Image layout annotations
◆ ◆ ◆

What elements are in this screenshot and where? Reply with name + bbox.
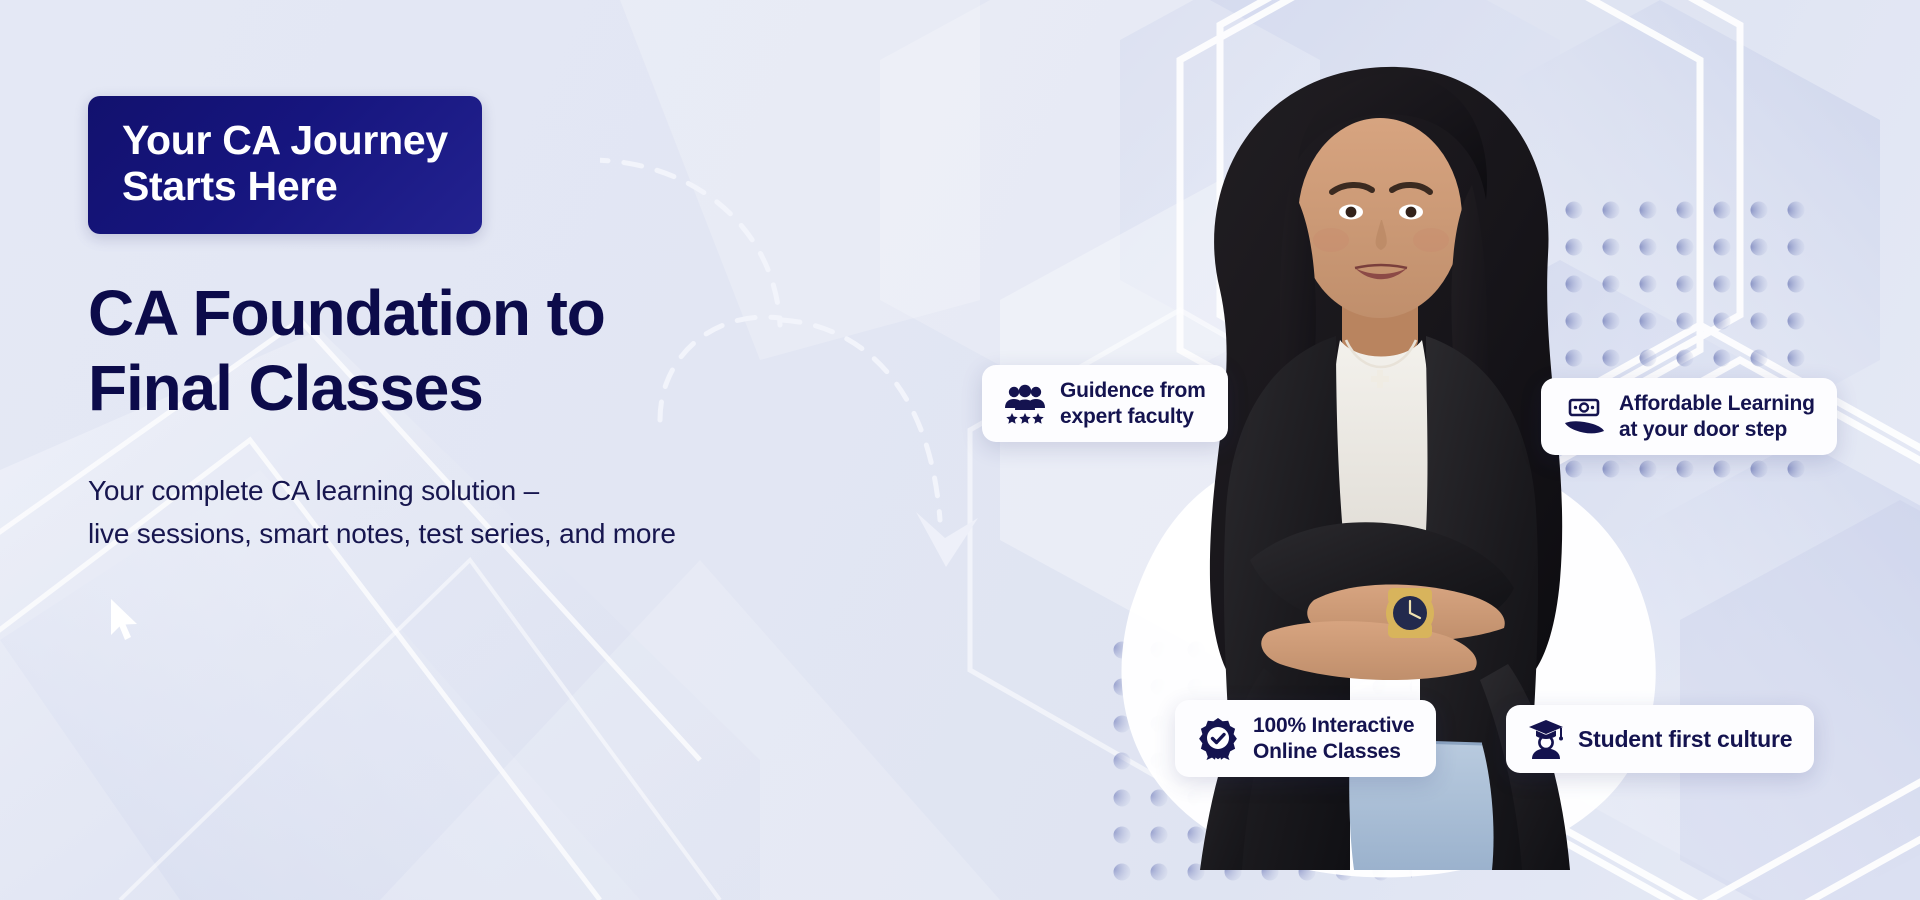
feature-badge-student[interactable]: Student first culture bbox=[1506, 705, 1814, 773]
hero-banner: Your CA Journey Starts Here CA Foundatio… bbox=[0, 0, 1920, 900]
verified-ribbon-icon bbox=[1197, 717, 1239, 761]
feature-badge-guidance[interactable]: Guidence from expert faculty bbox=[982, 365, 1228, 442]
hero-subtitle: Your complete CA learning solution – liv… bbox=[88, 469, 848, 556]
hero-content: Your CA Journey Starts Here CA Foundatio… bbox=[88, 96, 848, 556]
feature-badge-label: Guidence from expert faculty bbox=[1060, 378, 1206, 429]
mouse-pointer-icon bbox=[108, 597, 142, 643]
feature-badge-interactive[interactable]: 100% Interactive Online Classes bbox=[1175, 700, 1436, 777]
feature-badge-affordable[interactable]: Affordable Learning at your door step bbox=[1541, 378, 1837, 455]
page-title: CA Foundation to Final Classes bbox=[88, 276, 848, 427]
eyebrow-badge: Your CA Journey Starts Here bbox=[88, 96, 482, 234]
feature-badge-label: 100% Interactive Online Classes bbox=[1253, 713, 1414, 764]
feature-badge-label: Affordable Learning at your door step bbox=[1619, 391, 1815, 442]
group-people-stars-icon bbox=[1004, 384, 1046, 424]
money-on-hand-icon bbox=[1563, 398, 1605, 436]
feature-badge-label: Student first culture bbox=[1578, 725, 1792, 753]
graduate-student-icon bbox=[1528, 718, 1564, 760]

◆ ◆ ◆

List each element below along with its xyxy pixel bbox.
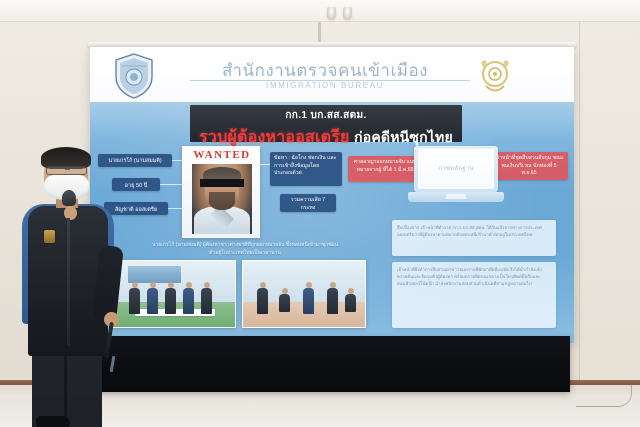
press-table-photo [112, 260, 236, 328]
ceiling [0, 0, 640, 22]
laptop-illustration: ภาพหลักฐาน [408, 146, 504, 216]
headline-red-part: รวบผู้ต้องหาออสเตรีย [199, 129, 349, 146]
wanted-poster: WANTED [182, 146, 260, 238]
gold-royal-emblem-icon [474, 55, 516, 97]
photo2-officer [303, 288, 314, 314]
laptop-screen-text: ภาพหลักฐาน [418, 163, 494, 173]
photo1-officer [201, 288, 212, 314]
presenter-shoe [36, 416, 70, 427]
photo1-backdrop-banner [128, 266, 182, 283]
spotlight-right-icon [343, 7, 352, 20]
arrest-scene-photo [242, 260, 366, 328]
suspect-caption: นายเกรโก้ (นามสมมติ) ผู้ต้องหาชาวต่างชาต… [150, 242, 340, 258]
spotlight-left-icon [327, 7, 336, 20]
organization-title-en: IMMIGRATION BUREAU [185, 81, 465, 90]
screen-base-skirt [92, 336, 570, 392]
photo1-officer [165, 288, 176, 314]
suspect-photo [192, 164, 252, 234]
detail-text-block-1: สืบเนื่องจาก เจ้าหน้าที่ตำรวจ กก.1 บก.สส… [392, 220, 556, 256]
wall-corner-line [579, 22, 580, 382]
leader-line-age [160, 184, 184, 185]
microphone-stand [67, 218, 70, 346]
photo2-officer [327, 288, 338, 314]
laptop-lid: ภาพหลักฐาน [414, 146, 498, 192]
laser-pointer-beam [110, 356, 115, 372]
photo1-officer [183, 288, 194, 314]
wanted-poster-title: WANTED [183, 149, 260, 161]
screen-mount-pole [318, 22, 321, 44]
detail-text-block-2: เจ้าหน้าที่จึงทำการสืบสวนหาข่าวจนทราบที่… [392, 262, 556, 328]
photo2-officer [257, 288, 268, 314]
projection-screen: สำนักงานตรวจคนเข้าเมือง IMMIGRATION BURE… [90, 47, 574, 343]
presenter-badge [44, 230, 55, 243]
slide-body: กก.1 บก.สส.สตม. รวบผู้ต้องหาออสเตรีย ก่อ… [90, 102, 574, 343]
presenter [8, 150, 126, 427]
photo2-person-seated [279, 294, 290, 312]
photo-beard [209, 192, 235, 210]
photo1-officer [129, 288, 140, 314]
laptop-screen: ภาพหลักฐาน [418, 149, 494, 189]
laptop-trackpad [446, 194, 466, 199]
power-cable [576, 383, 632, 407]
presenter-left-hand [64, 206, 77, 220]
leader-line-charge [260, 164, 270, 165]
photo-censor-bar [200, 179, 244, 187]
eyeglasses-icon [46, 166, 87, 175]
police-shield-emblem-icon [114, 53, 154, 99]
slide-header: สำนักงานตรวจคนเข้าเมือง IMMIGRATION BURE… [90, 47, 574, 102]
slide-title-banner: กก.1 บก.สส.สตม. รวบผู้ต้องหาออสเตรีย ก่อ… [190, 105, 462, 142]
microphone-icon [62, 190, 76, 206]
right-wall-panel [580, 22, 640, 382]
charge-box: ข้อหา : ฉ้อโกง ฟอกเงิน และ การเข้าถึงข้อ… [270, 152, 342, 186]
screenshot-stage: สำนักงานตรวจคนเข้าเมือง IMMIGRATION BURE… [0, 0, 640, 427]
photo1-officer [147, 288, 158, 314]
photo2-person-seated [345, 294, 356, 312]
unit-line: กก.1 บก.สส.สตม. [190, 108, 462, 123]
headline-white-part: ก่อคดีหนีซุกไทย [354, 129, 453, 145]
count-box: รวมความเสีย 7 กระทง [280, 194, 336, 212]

◆ ◆ ◆

Rewrite the lines between the ones holding "press-table-photo [112, 260, 236, 328]" and "spotlight-left-icon [327, 7, 336, 20]", inclusive, swapping "officer" for "policeman" and leaving everything else unchanged.

**Task result:**
press-table-photo [112, 260, 236, 328]
ceiling [0, 0, 640, 22]
laptop-illustration: ภาพหลักฐาน [408, 146, 504, 216]
headline-red-part: รวบผู้ต้องหาออสเตรีย [199, 129, 349, 146]
wanted-poster: WANTED [182, 146, 260, 238]
gold-royal-emblem-icon [474, 55, 516, 97]
photo2-policeman [303, 288, 314, 314]
laptop-screen-text: ภาพหลักฐาน [418, 163, 494, 173]
photo1-policeman [201, 288, 212, 314]
presenter-shoe [36, 416, 70, 427]
photo1-backdrop-banner [128, 266, 182, 283]
spotlight-right-icon [343, 7, 352, 20]
arrest-scene-photo [242, 260, 366, 328]
suspect-caption: นายเกรโก้ (นามสมมติ) ผู้ต้องหาชาวต่างชาต… [150, 242, 340, 258]
spotlight-left-icon [327, 7, 336, 20]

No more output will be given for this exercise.